====== Extracted information
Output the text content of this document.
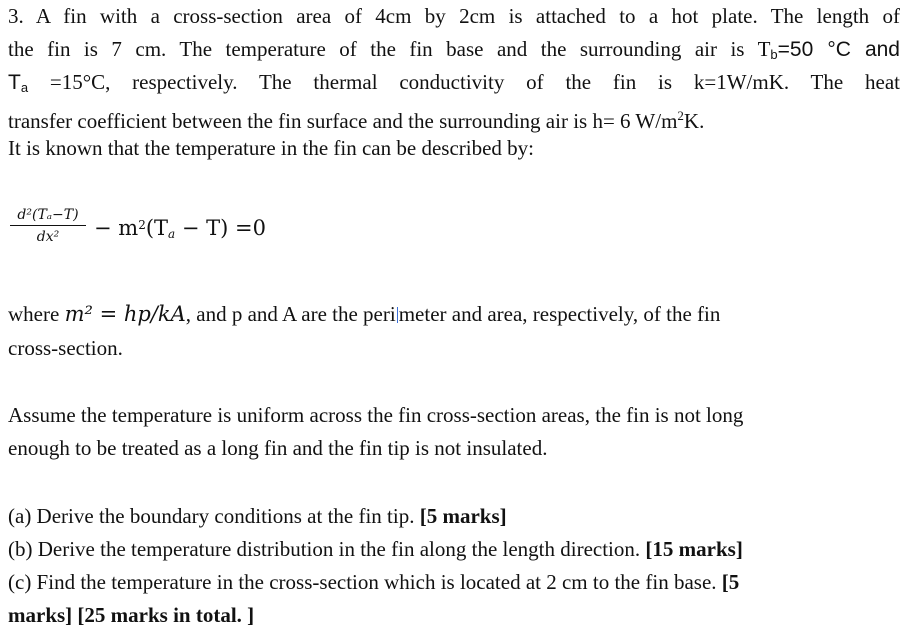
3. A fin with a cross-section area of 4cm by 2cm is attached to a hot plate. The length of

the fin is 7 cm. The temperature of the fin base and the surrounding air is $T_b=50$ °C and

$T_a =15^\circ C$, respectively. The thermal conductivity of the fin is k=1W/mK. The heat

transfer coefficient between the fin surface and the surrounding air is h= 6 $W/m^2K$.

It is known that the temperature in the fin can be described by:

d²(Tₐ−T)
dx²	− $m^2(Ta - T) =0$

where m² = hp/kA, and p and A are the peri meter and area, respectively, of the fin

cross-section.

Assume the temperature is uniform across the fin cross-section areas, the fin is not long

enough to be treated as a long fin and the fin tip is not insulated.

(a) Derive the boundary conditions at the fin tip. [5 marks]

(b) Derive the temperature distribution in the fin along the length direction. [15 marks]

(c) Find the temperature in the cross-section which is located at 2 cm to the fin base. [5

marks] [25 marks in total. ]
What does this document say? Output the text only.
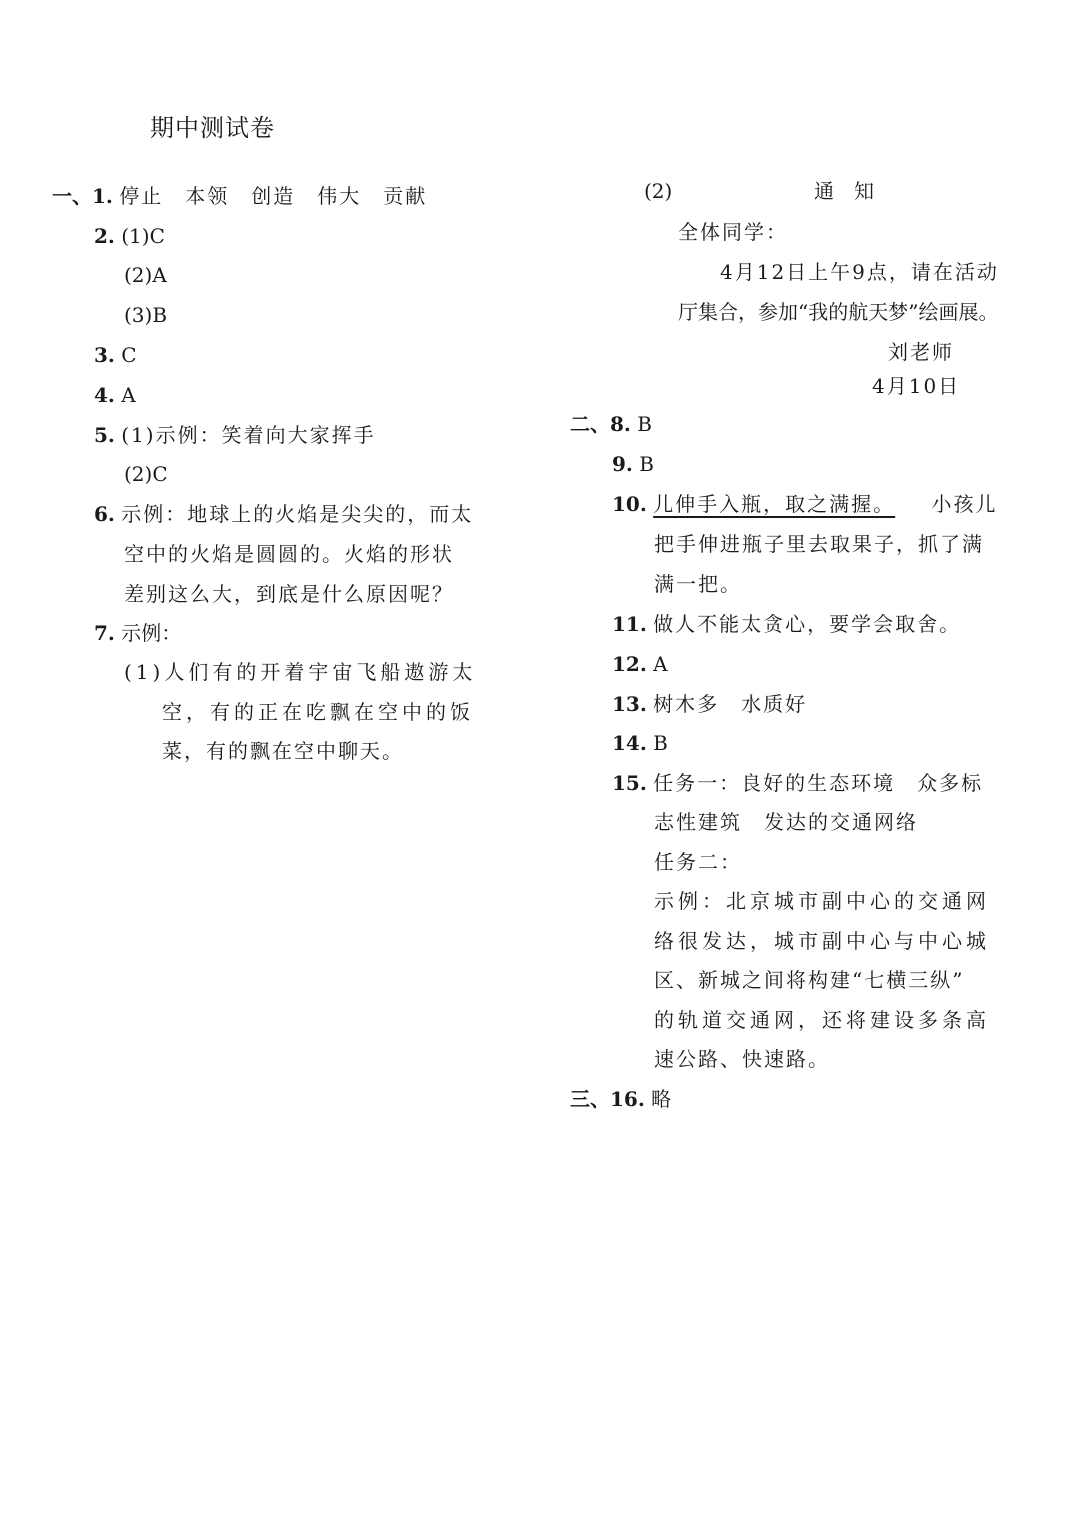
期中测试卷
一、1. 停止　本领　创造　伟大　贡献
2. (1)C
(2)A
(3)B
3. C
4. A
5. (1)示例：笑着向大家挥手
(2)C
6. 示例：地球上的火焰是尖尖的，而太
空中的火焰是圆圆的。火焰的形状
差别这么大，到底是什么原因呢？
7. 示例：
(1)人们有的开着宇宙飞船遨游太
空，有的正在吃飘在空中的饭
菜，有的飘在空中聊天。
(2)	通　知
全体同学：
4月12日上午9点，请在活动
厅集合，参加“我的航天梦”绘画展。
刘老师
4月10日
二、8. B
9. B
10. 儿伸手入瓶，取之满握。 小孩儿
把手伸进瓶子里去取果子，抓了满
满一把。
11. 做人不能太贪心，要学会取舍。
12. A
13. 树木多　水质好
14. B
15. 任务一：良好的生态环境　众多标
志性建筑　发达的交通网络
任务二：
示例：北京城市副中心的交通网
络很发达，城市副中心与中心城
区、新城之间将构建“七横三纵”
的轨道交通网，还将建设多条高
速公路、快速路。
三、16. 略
============
====== Extracted information
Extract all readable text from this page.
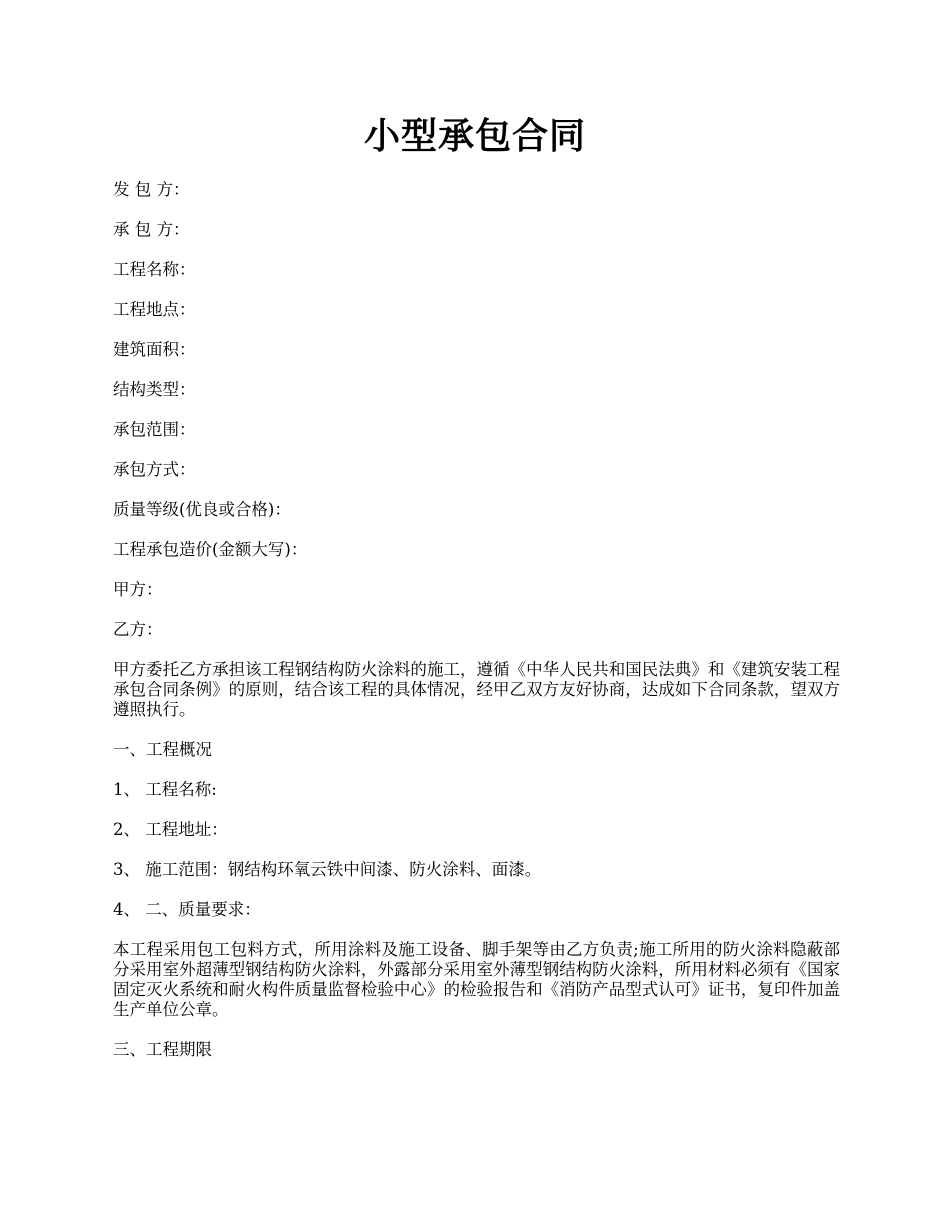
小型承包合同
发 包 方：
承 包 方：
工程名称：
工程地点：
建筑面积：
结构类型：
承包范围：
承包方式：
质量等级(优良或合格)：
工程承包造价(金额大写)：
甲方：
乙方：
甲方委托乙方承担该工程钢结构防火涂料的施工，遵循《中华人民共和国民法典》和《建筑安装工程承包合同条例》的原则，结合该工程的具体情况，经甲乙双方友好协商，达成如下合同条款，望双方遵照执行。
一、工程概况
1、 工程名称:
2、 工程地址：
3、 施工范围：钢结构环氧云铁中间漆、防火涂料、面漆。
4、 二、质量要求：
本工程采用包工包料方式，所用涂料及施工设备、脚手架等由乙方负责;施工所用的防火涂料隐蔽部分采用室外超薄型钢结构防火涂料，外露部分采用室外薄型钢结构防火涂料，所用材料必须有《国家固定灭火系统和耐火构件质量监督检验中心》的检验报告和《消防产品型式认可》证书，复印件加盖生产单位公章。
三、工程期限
============
Exercise objective =>
Look through the entries above; copy each line where the string "document" appears.

Complete output =>
Output the text content of this document.
What does this document say? Output the text only.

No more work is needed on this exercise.